Exercise data
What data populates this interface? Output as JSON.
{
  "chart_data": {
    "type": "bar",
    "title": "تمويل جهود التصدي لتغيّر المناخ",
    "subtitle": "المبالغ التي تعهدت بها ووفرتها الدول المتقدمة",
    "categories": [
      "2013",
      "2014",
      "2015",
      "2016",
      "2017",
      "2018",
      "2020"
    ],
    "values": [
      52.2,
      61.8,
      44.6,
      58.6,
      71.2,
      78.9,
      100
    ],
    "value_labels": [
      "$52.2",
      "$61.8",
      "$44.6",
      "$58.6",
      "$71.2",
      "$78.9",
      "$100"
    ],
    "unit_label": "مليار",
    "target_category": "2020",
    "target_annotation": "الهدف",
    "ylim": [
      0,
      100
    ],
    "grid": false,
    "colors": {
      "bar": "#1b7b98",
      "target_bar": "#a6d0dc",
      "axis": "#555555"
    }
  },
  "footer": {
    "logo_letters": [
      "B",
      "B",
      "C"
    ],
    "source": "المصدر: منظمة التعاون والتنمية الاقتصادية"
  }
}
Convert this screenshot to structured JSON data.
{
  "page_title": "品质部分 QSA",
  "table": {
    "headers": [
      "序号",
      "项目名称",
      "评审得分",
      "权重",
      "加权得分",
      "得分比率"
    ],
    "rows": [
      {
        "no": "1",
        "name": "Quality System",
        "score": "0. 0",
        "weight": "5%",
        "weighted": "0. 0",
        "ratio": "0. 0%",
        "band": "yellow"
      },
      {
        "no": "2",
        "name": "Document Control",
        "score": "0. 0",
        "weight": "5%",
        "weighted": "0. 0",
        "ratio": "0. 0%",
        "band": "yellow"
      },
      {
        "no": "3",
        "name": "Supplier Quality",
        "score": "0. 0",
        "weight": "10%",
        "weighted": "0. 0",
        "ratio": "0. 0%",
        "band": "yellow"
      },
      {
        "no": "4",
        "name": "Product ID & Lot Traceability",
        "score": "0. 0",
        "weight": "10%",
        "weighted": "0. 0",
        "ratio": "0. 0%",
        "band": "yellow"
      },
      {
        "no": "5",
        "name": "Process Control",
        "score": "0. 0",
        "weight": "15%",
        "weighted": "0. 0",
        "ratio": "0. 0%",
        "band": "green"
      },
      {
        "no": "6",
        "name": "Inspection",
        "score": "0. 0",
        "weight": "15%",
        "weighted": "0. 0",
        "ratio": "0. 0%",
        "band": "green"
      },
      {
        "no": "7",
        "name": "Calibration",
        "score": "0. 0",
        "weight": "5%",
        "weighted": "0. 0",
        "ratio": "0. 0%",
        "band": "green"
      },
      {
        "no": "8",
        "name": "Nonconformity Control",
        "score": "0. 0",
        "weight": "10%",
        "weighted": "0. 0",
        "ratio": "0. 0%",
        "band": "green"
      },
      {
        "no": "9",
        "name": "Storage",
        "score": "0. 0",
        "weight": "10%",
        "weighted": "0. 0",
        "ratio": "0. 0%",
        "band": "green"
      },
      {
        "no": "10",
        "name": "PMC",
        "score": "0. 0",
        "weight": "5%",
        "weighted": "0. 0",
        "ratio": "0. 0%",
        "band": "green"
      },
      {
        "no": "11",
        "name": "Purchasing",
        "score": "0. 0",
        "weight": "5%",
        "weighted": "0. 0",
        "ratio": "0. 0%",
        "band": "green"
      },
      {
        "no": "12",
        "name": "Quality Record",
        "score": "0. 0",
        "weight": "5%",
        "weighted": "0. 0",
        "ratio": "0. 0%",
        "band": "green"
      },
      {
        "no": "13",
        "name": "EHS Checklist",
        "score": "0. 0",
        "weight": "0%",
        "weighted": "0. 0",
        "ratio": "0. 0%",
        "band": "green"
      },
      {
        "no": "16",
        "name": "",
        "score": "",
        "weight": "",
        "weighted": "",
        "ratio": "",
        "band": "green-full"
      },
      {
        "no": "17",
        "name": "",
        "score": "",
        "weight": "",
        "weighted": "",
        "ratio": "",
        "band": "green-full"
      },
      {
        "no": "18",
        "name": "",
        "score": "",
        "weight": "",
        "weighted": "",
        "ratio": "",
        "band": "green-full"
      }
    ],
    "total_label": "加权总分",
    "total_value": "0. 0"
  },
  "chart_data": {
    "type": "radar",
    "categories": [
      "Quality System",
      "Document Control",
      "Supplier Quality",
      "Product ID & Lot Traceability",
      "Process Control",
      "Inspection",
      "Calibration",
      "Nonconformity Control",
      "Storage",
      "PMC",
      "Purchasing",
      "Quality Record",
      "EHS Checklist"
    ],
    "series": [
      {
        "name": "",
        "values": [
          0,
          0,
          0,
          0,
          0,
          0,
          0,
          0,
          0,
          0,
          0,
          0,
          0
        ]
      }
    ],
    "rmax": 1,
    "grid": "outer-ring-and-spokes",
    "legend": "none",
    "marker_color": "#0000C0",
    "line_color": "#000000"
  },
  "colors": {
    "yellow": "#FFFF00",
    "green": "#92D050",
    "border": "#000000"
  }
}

Work to complete
Would you reproduce the material above in full, exactly as given?

Exercise output
What data populates this interface? Output as JSON.
{
  "chart_data": {
    "type": "bar",
    "title": "تمويل جهود التصدي لتغيّر المناخ",
    "subtitle": "المبالغ التي تعهدت بها ووفرتها الدول المتقدمة",
    "categories": [
      "2013",
      "2014",
      "2015",
      "2016",
      "2017",
      "2018",
      "2020"
    ],
    "values": [
      52.2,
      61.8,
      44.6,
      58.6,
      71.2,
      78.9,
      100
    ],
    "value_labels": [
      "$52.2",
      "$61.8",
      "$44.6",
      "$58.6",
      "$71.2",
      "$78.9",
      "$100"
    ],
    "unit_label": "مليار",
    "target_category": "2020",
    "target_annotation": "الهدف",
    "ylim": [
      0,
      100
    ],
    "grid": false,
    "colors": {
      "bar": "#1b7b98",
      "target_bar": "#a6d0dc",
      "axis": "#555555"
    }
  },
  "footer": {
    "logo_letters": [
      "B",
      "B",
      "C"
    ],
    "source": "المصدر: منظمة التعاون والتنمية الاقتصادية"
  }
}
Convert this screenshot to structured JSON data.
{
  "page_title": "品质部分 QSA",
  "table": {
    "headers": [
      "序号",
      "项目名称",
      "评审得分",
      "权重",
      "加权得分",
      "得分比率"
    ],
    "rows": [
      {
        "no": "1",
        "name": "Quality System",
        "score": "0. 0",
        "weight": "5%",
        "weighted": "0. 0",
        "ratio": "0. 0%",
        "band": "yellow"
      },
      {
        "no": "2",
        "name": "Document Control",
        "score": "0. 0",
        "weight": "5%",
        "weighted": "0. 0",
        "ratio": "0. 0%",
        "band": "yellow"
      },
      {
        "no": "3",
        "name": "Supplier Quality",
        "score": "0. 0",
        "weight": "10%",
        "weighted": "0. 0",
        "ratio": "0. 0%",
        "band": "yellow"
      },
      {
        "no": "4",
        "name": "Product ID & Lot Traceability",
        "score": "0. 0",
        "weight": "10%",
        "weighted": "0. 0",
        "ratio": "0. 0%",
        "band": "yellow"
      },
      {
        "no": "5",
        "name": "Process Control",
        "score": "0. 0",
        "weight": "15%",
        "weighted": "0. 0",
        "ratio": "0. 0%",
        "band": "green"
      },
      {
        "no": "6",
        "name": "Inspection",
        "score": "0. 0",
        "weight": "15%",
        "weighted": "0. 0",
        "ratio": "0. 0%",
        "band": "green"
      },
      {
        "no": "7",
        "name": "Calibration",
        "score": "0. 0",
        "weight": "5%",
        "weighted": "0. 0",
        "ratio": "0. 0%",
        "band": "green"
      },
      {
        "no": "8",
        "name": "Nonconformity Control",
        "score": "0. 0",
        "weight": "10%",
        "weighted": "0. 0",
        "ratio": "0. 0%",
        "band": "green"
      },
      {
        "no": "9",
        "name": "Storage",
        "score": "0. 0",
        "weight": "10%",
        "weighted": "0. 0",
        "ratio": "0. 0%",
        "band": "green"
      },
      {
        "no": "10",
        "name": "PMC",
        "score": "0. 0",
        "weight": "5%",
        "weighted": "0. 0",
        "ratio": "0. 0%",
        "band": "green"
      },
      {
        "no": "11",
        "name": "Purchasing",
        "score": "0. 0",
        "weight": "5%",
        "weighted": "0. 0",
        "ratio": "0. 0%",
        "band": "green"
      },
      {
        "no": "12",
        "name": "Quality Record",
        "score": "0. 0",
        "weight": "5%",
        "weighted": "0. 0",
        "ratio": "0. 0%",
        "band": "green"
      },
      {
        "no": "13",
        "name": "EHS Checklist",
        "score": "0. 0",
        "weight": "0%",
        "weighted": "0. 0",
        "ratio": "0. 0%",
        "band": "green"
      },
      {
        "no": "16",
        "name": "",
        "score": "",
        "weight": "",
        "weighted": "",
        "ratio": "",
        "band": "green-full"
      },
      {
        "no": "17",
        "name": "",
        "score": "",
        "weight": "",
        "weighted": "",
        "ratio": "",
        "band": "green-full"
      },
      {
        "no": "18",
        "name": "",
        "score": "",
        "weight": "",
        "weighted": "",
        "ratio": "",
        "band": "green-full"
      }
    ],
    "total_label": "加权总分",
    "total_value": "0. 0"
  },
  "chart_data": {
    "type": "radar",
    "categories": [
      "Quality System",
      "Document Control",
      "Supplier Quality",
      "Product ID & Lot Traceability",
      "Process Control",
      "Inspection",
      "Calibration",
      "Nonconformity Control",
      "Storage",
      "PMC",
      "Purchasing",
      "Quality Record",
      "EHS Checklist"
    ],
    "series": [
      {
        "name": "",
        "values": [
          0,
          0,
          0,
          0,
          0,
          0,
          0,
          0,
          0,
          0,
          0,
          0,
          0
        ]
      }
    ],
    "rmax": 1,
    "grid": "outer-ring-and-spokes",
    "legend": "none",
    "marker_color": "#0000C0",
    "line_color": "#000000"
  },
  "colors": {
    "yellow": "#FFFF00",
    "green": "#92D050",
    "border": "#000000"
  }
}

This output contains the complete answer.